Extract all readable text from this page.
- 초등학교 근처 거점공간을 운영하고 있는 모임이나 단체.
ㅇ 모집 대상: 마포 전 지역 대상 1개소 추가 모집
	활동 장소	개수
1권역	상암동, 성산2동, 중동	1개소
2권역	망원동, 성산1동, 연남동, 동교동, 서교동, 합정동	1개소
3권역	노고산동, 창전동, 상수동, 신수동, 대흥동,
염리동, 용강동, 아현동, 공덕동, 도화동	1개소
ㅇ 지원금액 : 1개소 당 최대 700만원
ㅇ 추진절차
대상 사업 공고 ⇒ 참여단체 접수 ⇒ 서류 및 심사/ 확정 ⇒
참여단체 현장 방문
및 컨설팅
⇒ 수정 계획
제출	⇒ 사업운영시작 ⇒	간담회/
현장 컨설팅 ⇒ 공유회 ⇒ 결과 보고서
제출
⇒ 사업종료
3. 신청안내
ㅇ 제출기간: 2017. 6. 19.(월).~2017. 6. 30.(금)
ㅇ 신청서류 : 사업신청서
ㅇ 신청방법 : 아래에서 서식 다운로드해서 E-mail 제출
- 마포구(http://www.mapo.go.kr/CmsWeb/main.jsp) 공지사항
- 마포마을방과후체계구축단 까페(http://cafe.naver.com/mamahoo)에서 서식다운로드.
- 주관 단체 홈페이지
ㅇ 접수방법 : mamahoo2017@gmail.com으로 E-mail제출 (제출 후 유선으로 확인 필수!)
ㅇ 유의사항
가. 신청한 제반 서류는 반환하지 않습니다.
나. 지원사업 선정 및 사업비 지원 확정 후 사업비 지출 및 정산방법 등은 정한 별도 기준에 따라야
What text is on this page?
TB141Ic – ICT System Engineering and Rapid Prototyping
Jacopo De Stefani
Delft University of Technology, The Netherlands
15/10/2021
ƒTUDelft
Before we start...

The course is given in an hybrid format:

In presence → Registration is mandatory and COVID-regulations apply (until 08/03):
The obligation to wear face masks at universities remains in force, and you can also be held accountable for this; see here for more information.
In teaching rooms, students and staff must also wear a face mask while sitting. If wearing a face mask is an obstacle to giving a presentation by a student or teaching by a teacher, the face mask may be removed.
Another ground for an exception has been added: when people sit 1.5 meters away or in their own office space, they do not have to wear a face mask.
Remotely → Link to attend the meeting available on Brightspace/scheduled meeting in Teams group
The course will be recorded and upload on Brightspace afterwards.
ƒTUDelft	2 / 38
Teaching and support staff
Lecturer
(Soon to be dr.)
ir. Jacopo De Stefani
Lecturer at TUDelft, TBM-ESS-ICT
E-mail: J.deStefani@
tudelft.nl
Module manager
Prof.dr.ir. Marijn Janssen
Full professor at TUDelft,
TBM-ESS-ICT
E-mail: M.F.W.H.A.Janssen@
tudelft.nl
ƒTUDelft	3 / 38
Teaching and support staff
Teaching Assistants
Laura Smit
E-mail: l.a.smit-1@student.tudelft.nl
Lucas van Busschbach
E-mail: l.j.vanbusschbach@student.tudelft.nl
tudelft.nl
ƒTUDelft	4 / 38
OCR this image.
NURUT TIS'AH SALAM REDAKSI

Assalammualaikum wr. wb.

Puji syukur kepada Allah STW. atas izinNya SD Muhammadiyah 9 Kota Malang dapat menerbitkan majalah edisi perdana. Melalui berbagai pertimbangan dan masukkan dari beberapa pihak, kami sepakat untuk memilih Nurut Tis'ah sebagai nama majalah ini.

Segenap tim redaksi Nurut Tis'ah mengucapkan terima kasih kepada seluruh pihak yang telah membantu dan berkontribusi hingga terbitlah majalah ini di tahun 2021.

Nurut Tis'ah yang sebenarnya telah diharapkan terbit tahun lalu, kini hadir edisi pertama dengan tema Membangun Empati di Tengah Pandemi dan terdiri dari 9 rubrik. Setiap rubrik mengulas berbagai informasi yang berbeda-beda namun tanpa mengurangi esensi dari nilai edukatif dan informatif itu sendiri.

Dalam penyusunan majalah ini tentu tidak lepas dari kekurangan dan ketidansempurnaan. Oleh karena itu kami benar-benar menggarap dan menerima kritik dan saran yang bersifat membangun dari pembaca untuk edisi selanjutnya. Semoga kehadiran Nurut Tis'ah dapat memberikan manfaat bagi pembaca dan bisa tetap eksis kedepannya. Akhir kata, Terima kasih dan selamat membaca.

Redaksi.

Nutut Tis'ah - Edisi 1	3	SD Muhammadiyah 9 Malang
++++++++
What you have to do: Write the entries again, exactly as they stand.

Exercise solution:
Extract all readable text from this page.
- 초등학교 근처 거점공간을 운영하고 있는 모임이나 단체.
ㅇ 모집 대상: 마포 전 지역 대상 1개소 추가 모집
	활동 장소	개수
1권역	상암동, 성산2동, 중동	1개소
2권역	망원동, 성산1동, 연남동, 동교동, 서교동, 합정동	1개소
3권역	노고산동, 창전동, 상수동, 신수동, 대흥동,
염리동, 용강동, 아현동, 공덕동, 도화동	1개소
ㅇ 지원금액 : 1개소 당 최대 700만원
ㅇ 추진절차
대상 사업 공고 ⇒ 참여단체 접수 ⇒ 서류 및 심사/ 확정 ⇒
참여단체 현장 방문
및 컨설팅
⇒ 수정 계획
제출	⇒ 사업운영시작 ⇒	간담회/
현장 컨설팅 ⇒ 공유회 ⇒ 결과 보고서
제출
⇒ 사업종료
3. 신청안내
ㅇ 제출기간: 2017. 6. 19.(월).~2017. 6. 30.(금)
ㅇ 신청서류 : 사업신청서
ㅇ 신청방법 : 아래에서 서식 다운로드해서 E-mail 제출
- 마포구(http://www.mapo.go.kr/CmsWeb/main.jsp) 공지사항
- 마포마을방과후체계구축단 까페(http://cafe.naver.com/mamahoo)에서 서식다운로드.
- 주관 단체 홈페이지
ㅇ 접수방법 : mamahoo2017@gmail.com으로 E-mail제출 (제출 후 유선으로 확인 필수!)
ㅇ 유의사항
가. 신청한 제반 서류는 반환하지 않습니다.
나. 지원사업 선정 및 사업비 지원 확정 후 사업비 지출 및 정산방법 등은 정한 별도 기준에 따라야
What text is on this page?
TB141Ic – ICT System Engineering and Rapid Prototyping
Jacopo De Stefani
Delft University of Technology, The Netherlands
15/10/2021
ƒTUDelft
Before we start...

The course is given in an hybrid format:

In presence → Registration is mandatory and COVID-regulations apply (until 08/03):
The obligation to wear face masks at universities remains in force, and you can also be held accountable for this; see here for more information.
In teaching rooms, students and staff must also wear a face mask while sitting. If wearing a face mask is an obstacle to giving a presentation by a student or teaching by a teacher, the face mask may be removed.
Another ground for an exception has been added: when people sit 1.5 meters away or in their own office space, they do not have to wear a face mask.
Remotely → Link to attend the meeting available on Brightspace/scheduled meeting in Teams group
The course will be recorded and upload on Brightspace afterwards.
ƒTUDelft	2 / 38
Teaching and support staff
Lecturer
(Soon to be dr.)
ir. Jacopo De Stefani
Lecturer at TUDelft, TBM-ESS-ICT
E-mail: J.deStefani@
tudelft.nl
Module manager
Prof.dr.ir. Marijn Janssen
Full professor at TUDelft,
TBM-ESS-ICT
E-mail: M.F.W.H.A.Janssen@
tudelft.nl
ƒTUDelft	3 / 38
Teaching and support staff
Teaching Assistants
Laura Smit
E-mail: l.a.smit-1@student.tudelft.nl
Lucas van Busschbach
E-mail: l.j.vanbusschbach@student.tudelft.nl
tudelft.nl
ƒTUDelft	4 / 38
OCR this image.
NURUT TIS'AH SALAM REDAKSI

Assalammualaikum wr. wb.

Puji syukur kepada Allah STW. atas izinNya SD Muhammadiyah 9 Kota Malang dapat menerbitkan majalah edisi perdana. Melalui berbagai pertimbangan dan masukkan dari beberapa pihak, kami sepakat untuk memilih Nurut Tis'ah sebagai nama majalah ini.

Segenap tim redaksi Nurut Tis'ah mengucapkan terima kasih kepada seluruh pihak yang telah membantu dan berkontribusi hingga terbitlah majalah ini di tahun 2021.

Nurut Tis'ah yang sebenarnya telah diharapkan terbit tahun lalu, kini hadir edisi pertama dengan tema Membangun Empati di Tengah Pandemi dan terdiri dari 9 rubrik. Setiap rubrik mengulas berbagai informasi yang berbeda-beda namun tanpa mengurangi esensi dari nilai edukatif dan informatif itu sendiri.

Dalam penyusunan majalah ini tentu tidak lepas dari kekurangan dan ketidansempurnaan. Oleh karena itu kami benar-benar menggarap dan menerima kritik dan saran yang bersifat membangun dari pembaca untuk edisi selanjutnya. Semoga kehadiran Nurut Tis'ah dapat memberikan manfaat bagi pembaca dan bisa tetap eksis kedepannya. Akhir kata, Terima kasih dan selamat membaca.

Redaksi.

Nutut Tis'ah - Edisi 1	3	SD Muhammadiyah 9 Malang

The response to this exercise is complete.